(PROBLEM STATEMENT):
Output each line of the data below as a numbered list, skipping any blank lines.

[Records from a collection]
__________________________________________________
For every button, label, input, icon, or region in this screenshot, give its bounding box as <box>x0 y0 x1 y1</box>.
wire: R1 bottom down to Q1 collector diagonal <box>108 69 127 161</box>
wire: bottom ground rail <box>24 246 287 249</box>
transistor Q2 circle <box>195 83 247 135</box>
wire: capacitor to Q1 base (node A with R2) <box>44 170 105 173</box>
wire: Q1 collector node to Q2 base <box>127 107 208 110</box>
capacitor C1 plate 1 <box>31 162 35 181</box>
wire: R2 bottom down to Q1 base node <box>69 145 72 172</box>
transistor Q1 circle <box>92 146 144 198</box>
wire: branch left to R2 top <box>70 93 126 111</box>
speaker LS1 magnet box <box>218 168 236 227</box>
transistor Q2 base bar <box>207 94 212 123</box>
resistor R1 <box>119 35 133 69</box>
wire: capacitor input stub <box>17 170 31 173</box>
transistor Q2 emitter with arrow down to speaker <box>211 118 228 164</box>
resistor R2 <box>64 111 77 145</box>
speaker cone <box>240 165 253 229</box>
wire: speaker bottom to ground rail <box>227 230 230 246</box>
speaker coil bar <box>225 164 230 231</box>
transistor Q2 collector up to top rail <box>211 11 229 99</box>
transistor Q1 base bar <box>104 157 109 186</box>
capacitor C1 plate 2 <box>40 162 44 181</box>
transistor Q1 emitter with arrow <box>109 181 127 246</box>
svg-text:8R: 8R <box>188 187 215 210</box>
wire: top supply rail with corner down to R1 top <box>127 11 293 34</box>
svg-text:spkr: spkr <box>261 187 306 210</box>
__________________________________________________
(FULL SOLUTION):
1. For every button, label, input, icon, or region in this screenshot, give its bounding box as <box>x0 y0 x1 y1</box>.
2. wire: R1 bottom down to Q1 collector diagonal <box>108 69 127 161</box>
3. wire: bottom ground rail <box>24 246 287 249</box>
4. transistor Q2 circle <box>195 83 247 135</box>
5. wire: capacitor to Q1 base (node A with R2) <box>44 170 105 173</box>
6. wire: Q1 collector node to Q2 base <box>127 107 208 110</box>
7. capacitor C1 plate 1 <box>31 162 35 181</box>
8. wire: R2 bottom down to Q1 base node <box>69 145 72 172</box>
9. transistor Q1 circle <box>92 146 144 198</box>
10. wire: branch left to R2 top <box>70 93 126 111</box>
11. speaker LS1 magnet box <box>218 168 236 227</box>
12. transistor Q2 base bar <box>207 94 212 123</box>
13. resistor R1 <box>119 35 133 69</box>
14. wire: capacitor input stub <box>17 170 31 173</box>
15. transistor Q2 emitter with arrow down to speaker <box>211 118 228 164</box>
16. resistor R2 <box>64 111 77 145</box>
17. speaker cone <box>240 165 253 229</box>
18. wire: speaker bottom to ground rail <box>227 230 230 246</box>
19. speaker coil bar <box>225 164 230 231</box>
20. transistor Q2 collector up to top rail <box>211 11 229 99</box>
21. transistor Q1 base bar <box>104 157 109 186</box>
22. capacitor C1 plate 2 <box>40 162 44 181</box>
23. transistor Q1 emitter with arrow <box>109 181 127 246</box>
24. svg-text:8R: 8R <box>188 187 215 210</box>
25. wire: top supply rail with corner down to R1 top <box>127 11 293 34</box>
26. svg-text:spkr: spkr <box>261 187 306 210</box>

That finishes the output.